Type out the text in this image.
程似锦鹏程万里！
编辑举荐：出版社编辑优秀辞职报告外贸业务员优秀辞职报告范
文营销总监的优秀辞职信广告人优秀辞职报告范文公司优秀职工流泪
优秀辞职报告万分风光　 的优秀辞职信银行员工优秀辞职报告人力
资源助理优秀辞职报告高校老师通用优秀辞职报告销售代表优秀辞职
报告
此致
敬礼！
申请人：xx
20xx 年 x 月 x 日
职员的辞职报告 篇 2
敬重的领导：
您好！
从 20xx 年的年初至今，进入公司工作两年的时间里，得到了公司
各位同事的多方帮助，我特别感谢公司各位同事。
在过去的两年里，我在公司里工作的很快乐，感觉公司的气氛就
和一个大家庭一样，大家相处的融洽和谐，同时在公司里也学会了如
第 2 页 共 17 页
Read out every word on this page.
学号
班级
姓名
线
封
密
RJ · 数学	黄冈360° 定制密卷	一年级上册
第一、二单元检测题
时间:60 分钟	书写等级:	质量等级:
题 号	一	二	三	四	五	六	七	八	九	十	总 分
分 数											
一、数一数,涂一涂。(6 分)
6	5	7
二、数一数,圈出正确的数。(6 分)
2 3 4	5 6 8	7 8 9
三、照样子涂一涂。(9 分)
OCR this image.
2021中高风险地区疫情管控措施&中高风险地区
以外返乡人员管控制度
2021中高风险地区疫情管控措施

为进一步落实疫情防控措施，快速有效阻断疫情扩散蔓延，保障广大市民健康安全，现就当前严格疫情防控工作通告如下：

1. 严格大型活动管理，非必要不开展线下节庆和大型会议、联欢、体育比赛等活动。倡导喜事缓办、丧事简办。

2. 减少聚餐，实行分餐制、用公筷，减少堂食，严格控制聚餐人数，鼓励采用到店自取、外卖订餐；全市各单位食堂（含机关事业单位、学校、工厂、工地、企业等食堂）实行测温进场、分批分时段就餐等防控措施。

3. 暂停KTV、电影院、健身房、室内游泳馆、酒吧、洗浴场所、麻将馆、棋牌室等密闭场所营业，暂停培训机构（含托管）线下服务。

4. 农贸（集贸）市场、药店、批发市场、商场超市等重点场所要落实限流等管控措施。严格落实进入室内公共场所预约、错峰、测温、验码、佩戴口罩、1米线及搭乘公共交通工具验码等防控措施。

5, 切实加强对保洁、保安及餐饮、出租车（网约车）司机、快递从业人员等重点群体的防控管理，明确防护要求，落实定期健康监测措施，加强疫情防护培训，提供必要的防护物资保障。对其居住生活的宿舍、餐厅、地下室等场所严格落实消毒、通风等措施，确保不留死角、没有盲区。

- _EXERCISE PROMPT_: Retype all the records, matching them exactly.

- _COMPLETE OUTPUT_:
Type out the text in this image.
程似锦鹏程万里！
编辑举荐：出版社编辑优秀辞职报告外贸业务员优秀辞职报告范
文营销总监的优秀辞职信广告人优秀辞职报告范文公司优秀职工流泪
优秀辞职报告万分风光　 的优秀辞职信银行员工优秀辞职报告人力
资源助理优秀辞职报告高校老师通用优秀辞职报告销售代表优秀辞职
报告
此致
敬礼！
申请人：xx
20xx 年 x 月 x 日
职员的辞职报告 篇 2
敬重的领导：
您好！
从 20xx 年的年初至今，进入公司工作两年的时间里，得到了公司
各位同事的多方帮助，我特别感谢公司各位同事。
在过去的两年里，我在公司里工作的很快乐，感觉公司的气氛就
和一个大家庭一样，大家相处的融洽和谐，同时在公司里也学会了如
第 2 页 共 17 页
Read out every word on this page.
学号
班级
姓名
线
封
密
RJ · 数学	黄冈360° 定制密卷	一年级上册
第一、二单元检测题
时间:60 分钟	书写等级:	质量等级:
题 号	一	二	三	四	五	六	七	八	九	十	总 分
分 数											
一、数一数,涂一涂。(6 分)
6	5	7
二、数一数,圈出正确的数。(6 分)
2 3 4	5 6 8	7 8 9
三、照样子涂一涂。(9 分)
OCR this image.
2021中高风险地区疫情管控措施&中高风险地区
以外返乡人员管控制度
2021中高风险地区疫情管控措施

为进一步落实疫情防控措施，快速有效阻断疫情扩散蔓延，保障广大市民健康安全，现就当前严格疫情防控工作通告如下：

1. 严格大型活动管理，非必要不开展线下节庆和大型会议、联欢、体育比赛等活动。倡导喜事缓办、丧事简办。

2. 减少聚餐，实行分餐制、用公筷，减少堂食，严格控制聚餐人数，鼓励采用到店自取、外卖订餐；全市各单位食堂（含机关事业单位、学校、工厂、工地、企业等食堂）实行测温进场、分批分时段就餐等防控措施。

3. 暂停KTV、电影院、健身房、室内游泳馆、酒吧、洗浴场所、麻将馆、棋牌室等密闭场所营业，暂停培训机构（含托管）线下服务。

4. 农贸（集贸）市场、药店、批发市场、商场超市等重点场所要落实限流等管控措施。严格落实进入室内公共场所预约、错峰、测温、验码、佩戴口罩、1米线及搭乘公共交通工具验码等防控措施。

5, 切实加强对保洁、保安及餐饮、出租车（网约车）司机、快递从业人员等重点群体的防控管理，明确防护要求，落实定期健康监测措施，加强疫情防护培训，提供必要的防护物资保障。对其居住生活的宿舍、餐厅、地下室等场所严格落实消毒、通风等措施，确保不留死角、没有盲区。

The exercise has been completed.